PROBLEM DETAILS: Tally up the lines that include "First" and state that number by itself.

--- Start SOURCE MATERIAL ---

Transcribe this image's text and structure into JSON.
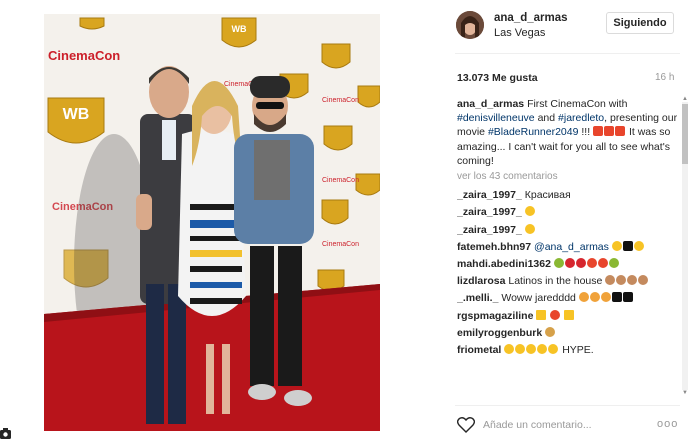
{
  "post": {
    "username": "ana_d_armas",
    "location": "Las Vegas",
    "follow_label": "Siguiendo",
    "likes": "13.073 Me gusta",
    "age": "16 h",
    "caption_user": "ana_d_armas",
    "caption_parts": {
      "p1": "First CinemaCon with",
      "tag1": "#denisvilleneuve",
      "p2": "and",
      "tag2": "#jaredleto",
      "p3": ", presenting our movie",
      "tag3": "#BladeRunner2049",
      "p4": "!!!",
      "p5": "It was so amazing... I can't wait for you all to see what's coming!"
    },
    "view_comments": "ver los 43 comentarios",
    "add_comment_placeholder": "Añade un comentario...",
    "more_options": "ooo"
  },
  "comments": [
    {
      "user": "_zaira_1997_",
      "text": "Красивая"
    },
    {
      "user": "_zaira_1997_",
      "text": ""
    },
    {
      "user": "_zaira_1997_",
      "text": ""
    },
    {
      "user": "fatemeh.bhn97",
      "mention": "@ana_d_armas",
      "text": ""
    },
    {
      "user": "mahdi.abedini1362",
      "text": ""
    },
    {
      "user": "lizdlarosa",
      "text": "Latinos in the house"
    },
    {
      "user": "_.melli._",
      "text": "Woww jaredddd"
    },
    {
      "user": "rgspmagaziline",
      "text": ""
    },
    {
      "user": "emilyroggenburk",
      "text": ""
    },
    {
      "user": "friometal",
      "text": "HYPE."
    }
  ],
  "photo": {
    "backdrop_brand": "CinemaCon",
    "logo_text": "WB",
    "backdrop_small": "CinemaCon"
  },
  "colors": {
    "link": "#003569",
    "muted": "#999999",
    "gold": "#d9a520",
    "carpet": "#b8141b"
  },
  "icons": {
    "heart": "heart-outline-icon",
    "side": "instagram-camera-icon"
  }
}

--- End SOURCE MATERIAL ---
--- Start SOURCE MATERIAL ---

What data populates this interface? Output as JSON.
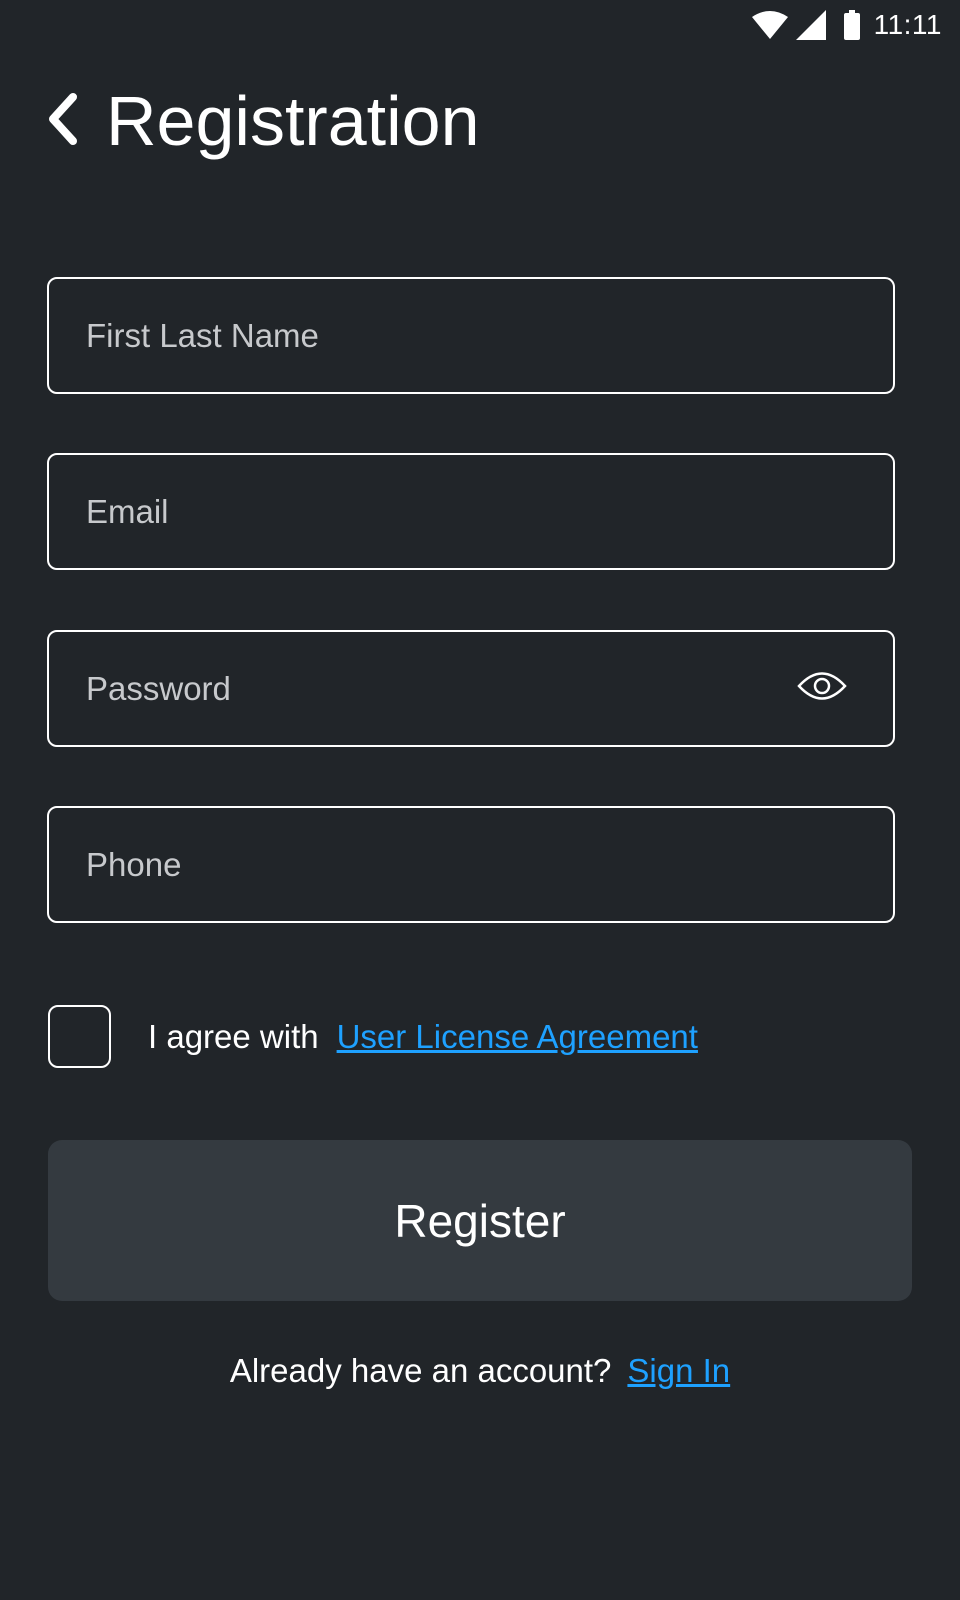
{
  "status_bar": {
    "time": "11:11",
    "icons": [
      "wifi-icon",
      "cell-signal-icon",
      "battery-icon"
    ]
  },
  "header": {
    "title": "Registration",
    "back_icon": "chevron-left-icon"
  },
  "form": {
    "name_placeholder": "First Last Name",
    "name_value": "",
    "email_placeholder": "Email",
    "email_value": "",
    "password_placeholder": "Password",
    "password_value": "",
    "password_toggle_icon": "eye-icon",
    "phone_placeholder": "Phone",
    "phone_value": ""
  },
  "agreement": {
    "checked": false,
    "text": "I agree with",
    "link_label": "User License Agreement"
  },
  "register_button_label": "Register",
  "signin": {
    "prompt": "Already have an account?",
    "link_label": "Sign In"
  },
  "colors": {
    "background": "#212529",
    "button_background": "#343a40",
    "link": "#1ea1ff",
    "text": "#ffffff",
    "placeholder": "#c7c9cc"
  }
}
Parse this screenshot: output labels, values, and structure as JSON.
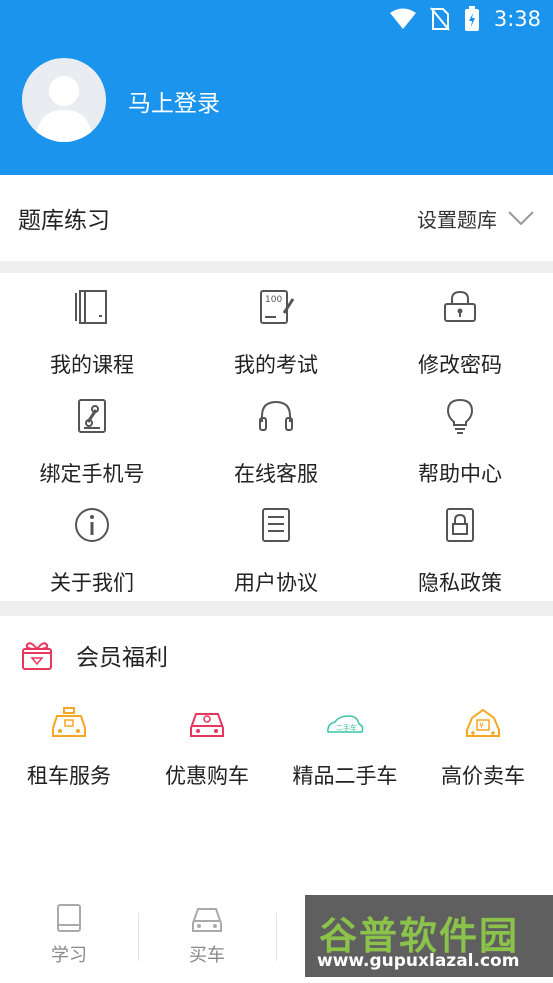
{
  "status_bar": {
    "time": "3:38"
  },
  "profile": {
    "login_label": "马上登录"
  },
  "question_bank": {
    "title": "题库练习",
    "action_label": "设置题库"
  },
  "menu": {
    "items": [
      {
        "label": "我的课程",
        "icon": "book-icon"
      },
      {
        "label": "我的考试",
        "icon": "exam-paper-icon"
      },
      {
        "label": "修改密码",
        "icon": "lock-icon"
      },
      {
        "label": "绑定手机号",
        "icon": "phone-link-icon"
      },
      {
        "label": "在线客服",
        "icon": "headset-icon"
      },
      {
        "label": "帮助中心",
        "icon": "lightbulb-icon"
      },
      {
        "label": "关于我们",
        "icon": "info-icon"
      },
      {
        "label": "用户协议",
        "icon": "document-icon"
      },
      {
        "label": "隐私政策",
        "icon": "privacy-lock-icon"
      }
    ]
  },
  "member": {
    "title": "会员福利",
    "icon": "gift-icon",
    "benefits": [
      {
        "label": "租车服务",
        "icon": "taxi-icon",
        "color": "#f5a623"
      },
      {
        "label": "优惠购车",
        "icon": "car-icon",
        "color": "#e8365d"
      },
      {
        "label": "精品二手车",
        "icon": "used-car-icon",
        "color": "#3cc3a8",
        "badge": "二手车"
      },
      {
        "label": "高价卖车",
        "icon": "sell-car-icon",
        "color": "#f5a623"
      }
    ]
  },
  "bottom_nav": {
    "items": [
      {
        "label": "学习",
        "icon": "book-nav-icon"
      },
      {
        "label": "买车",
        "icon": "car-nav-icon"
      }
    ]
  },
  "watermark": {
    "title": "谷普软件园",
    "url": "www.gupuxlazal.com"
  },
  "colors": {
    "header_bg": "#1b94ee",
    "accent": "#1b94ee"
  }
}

--- End SOURCE MATERIAL ---
--- Start SOURCE MATERIAL ---

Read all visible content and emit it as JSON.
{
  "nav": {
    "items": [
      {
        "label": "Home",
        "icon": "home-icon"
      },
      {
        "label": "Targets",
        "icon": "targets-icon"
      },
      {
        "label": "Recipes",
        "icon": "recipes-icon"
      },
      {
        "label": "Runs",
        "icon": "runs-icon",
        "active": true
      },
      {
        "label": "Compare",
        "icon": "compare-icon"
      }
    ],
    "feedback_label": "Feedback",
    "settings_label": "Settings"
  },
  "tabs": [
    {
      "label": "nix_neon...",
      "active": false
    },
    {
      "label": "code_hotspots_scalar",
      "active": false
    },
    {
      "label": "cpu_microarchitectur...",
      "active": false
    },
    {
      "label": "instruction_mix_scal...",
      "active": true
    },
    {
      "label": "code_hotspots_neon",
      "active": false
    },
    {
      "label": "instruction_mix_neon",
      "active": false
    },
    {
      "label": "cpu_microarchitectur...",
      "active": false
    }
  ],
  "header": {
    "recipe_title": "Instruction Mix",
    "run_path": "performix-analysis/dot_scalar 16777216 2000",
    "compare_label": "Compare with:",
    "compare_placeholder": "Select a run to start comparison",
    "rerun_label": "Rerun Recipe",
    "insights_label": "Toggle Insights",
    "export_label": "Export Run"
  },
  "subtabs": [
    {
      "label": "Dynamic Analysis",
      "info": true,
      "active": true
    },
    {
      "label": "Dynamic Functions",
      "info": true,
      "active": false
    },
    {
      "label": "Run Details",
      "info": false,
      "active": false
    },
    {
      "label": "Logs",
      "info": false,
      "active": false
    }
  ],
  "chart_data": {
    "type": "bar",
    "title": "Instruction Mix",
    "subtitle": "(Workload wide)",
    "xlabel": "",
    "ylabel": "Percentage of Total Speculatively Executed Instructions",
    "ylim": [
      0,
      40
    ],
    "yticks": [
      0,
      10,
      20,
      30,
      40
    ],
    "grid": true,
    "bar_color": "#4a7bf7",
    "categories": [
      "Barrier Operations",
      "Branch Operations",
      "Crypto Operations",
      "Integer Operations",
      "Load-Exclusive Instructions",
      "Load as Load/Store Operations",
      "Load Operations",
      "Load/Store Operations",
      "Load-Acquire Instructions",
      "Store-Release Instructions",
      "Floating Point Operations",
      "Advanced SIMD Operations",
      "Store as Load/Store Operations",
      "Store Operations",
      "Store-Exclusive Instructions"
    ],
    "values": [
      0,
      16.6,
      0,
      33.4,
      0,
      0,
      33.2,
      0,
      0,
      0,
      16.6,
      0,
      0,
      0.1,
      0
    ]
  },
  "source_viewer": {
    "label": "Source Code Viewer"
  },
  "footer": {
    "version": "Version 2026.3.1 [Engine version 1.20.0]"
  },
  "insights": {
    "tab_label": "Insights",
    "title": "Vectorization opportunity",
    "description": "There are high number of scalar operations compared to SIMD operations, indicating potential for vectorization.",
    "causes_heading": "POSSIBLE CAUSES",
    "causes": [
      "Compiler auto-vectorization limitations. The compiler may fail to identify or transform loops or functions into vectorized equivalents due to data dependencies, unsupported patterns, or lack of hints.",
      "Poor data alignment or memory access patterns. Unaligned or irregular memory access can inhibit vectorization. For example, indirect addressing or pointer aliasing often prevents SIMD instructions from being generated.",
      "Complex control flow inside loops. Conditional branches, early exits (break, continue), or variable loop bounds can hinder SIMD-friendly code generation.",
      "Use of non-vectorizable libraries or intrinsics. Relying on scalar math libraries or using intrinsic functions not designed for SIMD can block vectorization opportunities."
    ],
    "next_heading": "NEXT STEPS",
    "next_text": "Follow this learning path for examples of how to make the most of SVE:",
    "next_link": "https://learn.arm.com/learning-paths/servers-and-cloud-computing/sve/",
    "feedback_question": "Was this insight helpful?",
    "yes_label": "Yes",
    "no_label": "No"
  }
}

--- End SOURCE MATERIAL ---

RIGHT ANSWER: 2